DIRECTION >>
Each line below should be quoted exactly, please.

** begin DATASET EXCERPTS **

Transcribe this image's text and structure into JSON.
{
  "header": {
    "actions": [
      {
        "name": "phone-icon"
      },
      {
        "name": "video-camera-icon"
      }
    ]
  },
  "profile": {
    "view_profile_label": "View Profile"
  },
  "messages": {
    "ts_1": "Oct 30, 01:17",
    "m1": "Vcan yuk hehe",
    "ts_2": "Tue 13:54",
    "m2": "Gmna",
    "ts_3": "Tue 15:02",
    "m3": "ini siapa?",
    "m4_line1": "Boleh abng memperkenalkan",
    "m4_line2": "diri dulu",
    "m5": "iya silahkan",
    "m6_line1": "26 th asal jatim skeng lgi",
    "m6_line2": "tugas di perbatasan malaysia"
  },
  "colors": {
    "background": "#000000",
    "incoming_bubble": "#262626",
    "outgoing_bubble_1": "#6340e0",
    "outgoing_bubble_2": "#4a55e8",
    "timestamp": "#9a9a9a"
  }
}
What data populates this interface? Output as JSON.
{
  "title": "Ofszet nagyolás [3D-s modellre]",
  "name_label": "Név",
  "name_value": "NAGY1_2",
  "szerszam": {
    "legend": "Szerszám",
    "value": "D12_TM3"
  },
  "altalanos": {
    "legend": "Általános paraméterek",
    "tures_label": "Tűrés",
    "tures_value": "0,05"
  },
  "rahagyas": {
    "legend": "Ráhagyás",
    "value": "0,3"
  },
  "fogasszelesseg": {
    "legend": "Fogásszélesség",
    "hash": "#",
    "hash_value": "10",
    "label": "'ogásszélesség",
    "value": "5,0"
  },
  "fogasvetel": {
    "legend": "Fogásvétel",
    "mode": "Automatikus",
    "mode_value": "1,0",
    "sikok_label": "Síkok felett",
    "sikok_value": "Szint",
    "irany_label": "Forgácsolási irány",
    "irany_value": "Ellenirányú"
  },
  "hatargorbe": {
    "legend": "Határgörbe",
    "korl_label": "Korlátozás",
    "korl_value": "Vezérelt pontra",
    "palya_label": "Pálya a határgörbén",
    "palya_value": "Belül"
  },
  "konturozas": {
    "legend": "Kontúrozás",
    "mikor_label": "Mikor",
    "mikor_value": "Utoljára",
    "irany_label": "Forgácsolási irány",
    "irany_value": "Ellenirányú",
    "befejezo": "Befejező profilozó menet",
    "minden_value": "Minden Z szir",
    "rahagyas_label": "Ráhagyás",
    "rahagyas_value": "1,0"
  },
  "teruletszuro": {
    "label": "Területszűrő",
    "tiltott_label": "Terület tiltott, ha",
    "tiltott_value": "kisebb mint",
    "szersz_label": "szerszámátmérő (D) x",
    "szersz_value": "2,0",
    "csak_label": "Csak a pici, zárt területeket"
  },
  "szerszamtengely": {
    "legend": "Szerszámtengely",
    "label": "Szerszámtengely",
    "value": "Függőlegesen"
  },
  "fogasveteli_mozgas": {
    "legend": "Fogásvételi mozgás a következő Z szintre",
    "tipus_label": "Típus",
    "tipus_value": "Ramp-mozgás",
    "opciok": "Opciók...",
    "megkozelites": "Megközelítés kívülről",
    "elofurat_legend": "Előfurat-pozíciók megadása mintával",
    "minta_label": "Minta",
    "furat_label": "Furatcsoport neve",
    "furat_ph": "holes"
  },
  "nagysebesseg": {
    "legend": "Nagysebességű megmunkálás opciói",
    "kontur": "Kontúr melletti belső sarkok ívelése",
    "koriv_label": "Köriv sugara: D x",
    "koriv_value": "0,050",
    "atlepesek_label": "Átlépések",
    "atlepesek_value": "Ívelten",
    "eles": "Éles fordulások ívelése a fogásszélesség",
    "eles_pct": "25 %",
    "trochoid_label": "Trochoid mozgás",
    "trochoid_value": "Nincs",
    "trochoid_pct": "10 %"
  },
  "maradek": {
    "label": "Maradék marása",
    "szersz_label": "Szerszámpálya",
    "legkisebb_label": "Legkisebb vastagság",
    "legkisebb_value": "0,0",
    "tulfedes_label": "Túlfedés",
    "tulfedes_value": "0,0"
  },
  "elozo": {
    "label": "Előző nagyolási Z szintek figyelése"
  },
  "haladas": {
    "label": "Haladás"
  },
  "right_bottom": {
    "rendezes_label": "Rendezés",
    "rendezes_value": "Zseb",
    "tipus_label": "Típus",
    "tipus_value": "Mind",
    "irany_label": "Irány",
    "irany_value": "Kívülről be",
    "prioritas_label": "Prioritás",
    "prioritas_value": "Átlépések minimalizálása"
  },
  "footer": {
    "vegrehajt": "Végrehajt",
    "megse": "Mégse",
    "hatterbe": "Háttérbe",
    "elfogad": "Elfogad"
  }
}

** end DATASET EXCERPTS **

WORKED ANSWER >>
Transcribe this image's text and structure into JSON.
{
  "header": {
    "actions": [
      {
        "name": "phone-icon"
      },
      {
        "name": "video-camera-icon"
      }
    ]
  },
  "profile": {
    "view_profile_label": "View Profile"
  },
  "messages": {
    "ts_1": "Oct 30, 01:17",
    "m1": "Vcan yuk hehe",
    "ts_2": "Tue 13:54",
    "m2": "Gmna",
    "ts_3": "Tue 15:02",
    "m3": "ini siapa?",
    "m4_line1": "Boleh abng memperkenalkan",
    "m4_line2": "diri dulu",
    "m5": "iya silahkan",
    "m6_line1": "26 th asal jatim skeng lgi",
    "m6_line2": "tugas di perbatasan malaysia"
  },
  "colors": {
    "background": "#000000",
    "incoming_bubble": "#262626",
    "outgoing_bubble_1": "#6340e0",
    "outgoing_bubble_2": "#4a55e8",
    "timestamp": "#9a9a9a"
  }
}
What data populates this interface? Output as JSON.
{
  "title": "Ofszet nagyolás [3D-s modellre]",
  "name_label": "Név",
  "name_value": "NAGY1_2",
  "szerszam": {
    "legend": "Szerszám",
    "value": "D12_TM3"
  },
  "altalanos": {
    "legend": "Általános paraméterek",
    "tures_label": "Tűrés",
    "tures_value": "0,05"
  },
  "rahagyas": {
    "legend": "Ráhagyás",
    "value": "0,3"
  },
  "fogasszelesseg": {
    "legend": "Fogásszélesség",
    "hash": "#",
    "hash_value": "10",
    "label": "'ogásszélesség",
    "value": "5,0"
  },
  "fogasvetel": {
    "legend": "Fogásvétel",
    "mode": "Automatikus",
    "mode_value": "1,0",
    "sikok_label": "Síkok felett",
    "sikok_value": "Szint",
    "irany_label": "Forgácsolási irány",
    "irany_value": "Ellenirányú"
  },
  "hatargorbe": {
    "legend": "Határgörbe",
    "korl_label": "Korlátozás",
    "korl_value": "Vezérelt pontra",
    "palya_label": "Pálya a határgörbén",
    "palya_value": "Belül"
  },
  "konturozas": {
    "legend": "Kontúrozás",
    "mikor_label": "Mikor",
    "mikor_value": "Utoljára",
    "irany_label": "Forgácsolási irány",
    "irany_value": "Ellenirányú",
    "befejezo": "Befejező profilozó menet",
    "minden_value": "Minden Z szir",
    "rahagyas_label": "Ráhagyás",
    "rahagyas_value": "1,0"
  },
  "teruletszuro": {
    "label": "Területszűrő",
    "tiltott_label": "Terület tiltott, ha",
    "tiltott_value": "kisebb mint",
    "szersz_label": "szerszámátmérő (D) x",
    "szersz_value": "2,0",
    "csak_label": "Csak a pici, zárt területeket"
  },
  "szerszamtengely": {
    "legend": "Szerszámtengely",
    "label": "Szerszámtengely",
    "value": "Függőlegesen"
  },
  "fogasveteli_mozgas": {
    "legend": "Fogásvételi mozgás a következő Z szintre",
    "tipus_label": "Típus",
    "tipus_value": "Ramp-mozgás",
    "opciok": "Opciók...",
    "megkozelites": "Megközelítés kívülről",
    "elofurat_legend": "Előfurat-pozíciók megadása mintával",
    "minta_label": "Minta",
    "furat_label": "Furatcsoport neve",
    "furat_ph": "holes"
  },
  "nagysebesseg": {
    "legend": "Nagysebességű megmunkálás opciói",
    "kontur": "Kontúr melletti belső sarkok ívelése",
    "koriv_label": "Köriv sugara: D x",
    "koriv_value": "0,050",
    "atlepesek_label": "Átlépések",
    "atlepesek_value": "Ívelten",
    "eles": "Éles fordulások ívelése a fogásszélesség",
    "eles_pct": "25 %",
    "trochoid_label": "Trochoid mozgás",
    "trochoid_value": "Nincs",
    "trochoid_pct": "10 %"
  },
  "maradek": {
    "label": "Maradék marása",
    "szersz_label": "Szerszámpálya",
    "legkisebb_label": "Legkisebb vastagság",
    "legkisebb_value": "0,0",
    "tulfedes_label": "Túlfedés",
    "tulfedes_value": "0,0"
  },
  "elozo": {
    "label": "Előző nagyolási Z szintek figyelése"
  },
  "haladas": {
    "label": "Haladás"
  },
  "right_bottom": {
    "rendezes_label": "Rendezés",
    "rendezes_value": "Zseb",
    "tipus_label": "Típus",
    "tipus_value": "Mind",
    "irany_label": "Irány",
    "irany_value": "Kívülről be",
    "prioritas_label": "Prioritás",
    "prioritas_value": "Átlépések minimalizálása"
  },
  "footer": {
    "vegrehajt": "Végrehajt",
    "megse": "Mégse",
    "hatterbe": "Háttérbe",
    "elfogad": "Elfogad"
  }
}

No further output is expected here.